**** SUPPLIED DATA ****
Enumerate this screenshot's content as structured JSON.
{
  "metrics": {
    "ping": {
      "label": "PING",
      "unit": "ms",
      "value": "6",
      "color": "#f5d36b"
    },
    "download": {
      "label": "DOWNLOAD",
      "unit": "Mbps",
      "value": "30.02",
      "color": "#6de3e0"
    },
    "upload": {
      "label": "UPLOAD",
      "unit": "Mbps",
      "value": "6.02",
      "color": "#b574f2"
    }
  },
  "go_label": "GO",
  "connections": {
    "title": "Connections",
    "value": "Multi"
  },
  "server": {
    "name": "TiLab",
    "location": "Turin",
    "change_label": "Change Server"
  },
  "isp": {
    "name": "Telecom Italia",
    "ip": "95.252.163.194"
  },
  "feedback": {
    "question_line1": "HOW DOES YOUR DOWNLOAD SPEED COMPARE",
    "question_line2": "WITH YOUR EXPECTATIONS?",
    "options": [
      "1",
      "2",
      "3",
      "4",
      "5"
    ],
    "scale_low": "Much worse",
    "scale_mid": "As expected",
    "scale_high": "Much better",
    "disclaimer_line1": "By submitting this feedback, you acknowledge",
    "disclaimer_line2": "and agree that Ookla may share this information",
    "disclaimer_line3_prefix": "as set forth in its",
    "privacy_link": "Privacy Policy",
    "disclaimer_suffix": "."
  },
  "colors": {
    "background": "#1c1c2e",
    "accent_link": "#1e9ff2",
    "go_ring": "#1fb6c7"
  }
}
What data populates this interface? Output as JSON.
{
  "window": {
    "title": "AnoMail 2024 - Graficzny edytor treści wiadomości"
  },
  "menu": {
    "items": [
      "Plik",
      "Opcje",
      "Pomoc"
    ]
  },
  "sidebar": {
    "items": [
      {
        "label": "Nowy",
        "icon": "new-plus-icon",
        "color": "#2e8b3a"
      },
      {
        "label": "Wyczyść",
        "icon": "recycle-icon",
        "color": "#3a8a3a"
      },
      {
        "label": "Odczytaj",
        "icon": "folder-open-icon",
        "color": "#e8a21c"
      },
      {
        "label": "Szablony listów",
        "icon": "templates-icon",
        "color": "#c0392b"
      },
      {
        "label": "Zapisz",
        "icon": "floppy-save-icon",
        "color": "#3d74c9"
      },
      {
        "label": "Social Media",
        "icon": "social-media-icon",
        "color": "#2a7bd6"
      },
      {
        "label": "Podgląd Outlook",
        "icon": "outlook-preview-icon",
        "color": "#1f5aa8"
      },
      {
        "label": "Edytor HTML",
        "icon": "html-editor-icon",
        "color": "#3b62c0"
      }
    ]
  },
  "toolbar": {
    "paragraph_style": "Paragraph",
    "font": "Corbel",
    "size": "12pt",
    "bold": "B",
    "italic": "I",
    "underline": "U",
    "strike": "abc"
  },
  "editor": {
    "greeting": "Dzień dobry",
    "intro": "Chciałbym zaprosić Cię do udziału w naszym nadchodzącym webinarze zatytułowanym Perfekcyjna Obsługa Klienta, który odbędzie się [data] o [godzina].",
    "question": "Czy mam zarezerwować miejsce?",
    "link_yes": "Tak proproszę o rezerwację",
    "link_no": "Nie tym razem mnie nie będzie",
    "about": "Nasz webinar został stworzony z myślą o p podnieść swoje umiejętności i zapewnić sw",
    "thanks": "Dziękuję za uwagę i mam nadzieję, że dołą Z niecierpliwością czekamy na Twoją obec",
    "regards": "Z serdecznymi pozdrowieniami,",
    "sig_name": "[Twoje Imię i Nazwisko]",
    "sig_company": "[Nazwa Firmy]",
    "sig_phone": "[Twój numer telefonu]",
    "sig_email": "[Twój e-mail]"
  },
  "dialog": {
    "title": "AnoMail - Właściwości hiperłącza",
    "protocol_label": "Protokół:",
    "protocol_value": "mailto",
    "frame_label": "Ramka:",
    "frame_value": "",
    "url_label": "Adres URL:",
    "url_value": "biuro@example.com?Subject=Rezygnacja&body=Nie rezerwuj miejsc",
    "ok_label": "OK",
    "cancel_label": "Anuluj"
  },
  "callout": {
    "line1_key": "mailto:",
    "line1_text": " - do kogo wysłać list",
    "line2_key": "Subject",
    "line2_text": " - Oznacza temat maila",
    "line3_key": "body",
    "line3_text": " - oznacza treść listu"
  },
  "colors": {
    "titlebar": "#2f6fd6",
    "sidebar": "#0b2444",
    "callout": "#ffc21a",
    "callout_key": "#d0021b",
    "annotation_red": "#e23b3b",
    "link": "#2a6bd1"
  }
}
****
_EXERCISE TASK:_
Filter the records, keeping only lines that contain "YOUR", and show those lines.

_SOLUTION:_
    "question_line1": "HOW DOES YOUR DOWNLOAD SPEED COMPARE",
    "question_line2": "WITH YOUR EXPECTATIONS?",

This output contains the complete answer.